Task goal: Without omitting anything, return the records precisely as given.

(Data excerpts)
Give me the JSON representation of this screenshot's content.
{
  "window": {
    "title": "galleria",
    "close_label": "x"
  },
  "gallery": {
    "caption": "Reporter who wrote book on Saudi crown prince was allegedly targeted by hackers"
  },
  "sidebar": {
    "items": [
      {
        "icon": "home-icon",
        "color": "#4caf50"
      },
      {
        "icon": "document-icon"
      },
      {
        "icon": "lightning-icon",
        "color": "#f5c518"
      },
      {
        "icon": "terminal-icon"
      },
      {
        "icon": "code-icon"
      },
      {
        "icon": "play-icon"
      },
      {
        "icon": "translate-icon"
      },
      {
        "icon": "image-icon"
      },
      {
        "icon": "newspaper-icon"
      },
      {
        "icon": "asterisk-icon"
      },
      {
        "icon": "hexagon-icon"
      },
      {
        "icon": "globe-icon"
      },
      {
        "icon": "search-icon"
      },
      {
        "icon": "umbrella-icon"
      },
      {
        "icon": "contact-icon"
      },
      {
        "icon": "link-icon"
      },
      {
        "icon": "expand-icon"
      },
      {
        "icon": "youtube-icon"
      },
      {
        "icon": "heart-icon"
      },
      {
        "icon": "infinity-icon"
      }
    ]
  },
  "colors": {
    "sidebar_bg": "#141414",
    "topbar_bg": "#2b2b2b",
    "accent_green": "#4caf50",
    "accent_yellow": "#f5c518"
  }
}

Solution below:
Give me the JSON representation of this screenshot's content.
{
  "window": {
    "title": "galleria",
    "close_label": "x"
  },
  "gallery": {
    "caption": "Reporter who wrote book on Saudi crown prince was allegedly targeted by hackers"
  },
  "sidebar": {
    "items": [
      {
        "icon": "home-icon",
        "color": "#4caf50"
      },
      {
        "icon": "document-icon"
      },
      {
        "icon": "lightning-icon",
        "color": "#f5c518"
      },
      {
        "icon": "terminal-icon"
      },
      {
        "icon": "code-icon"
      },
      {
        "icon": "play-icon"
      },
      {
        "icon": "translate-icon"
      },
      {
        "icon": "image-icon"
      },
      {
        "icon": "newspaper-icon"
      },
      {
        "icon": "asterisk-icon"
      },
      {
        "icon": "hexagon-icon"
      },
      {
        "icon": "globe-icon"
      },
      {
        "icon": "search-icon"
      },
      {
        "icon": "umbrella-icon"
      },
      {
        "icon": "contact-icon"
      },
      {
        "icon": "link-icon"
      },
      {
        "icon": "expand-icon"
      },
      {
        "icon": "youtube-icon"
      },
      {
        "icon": "heart-icon"
      },
      {
        "icon": "infinity-icon"
      }
    ]
  },
  "colors": {
    "sidebar_bg": "#141414",
    "topbar_bg": "#2b2b2b",
    "accent_green": "#4caf50",
    "accent_yellow": "#f5c518"
  }
}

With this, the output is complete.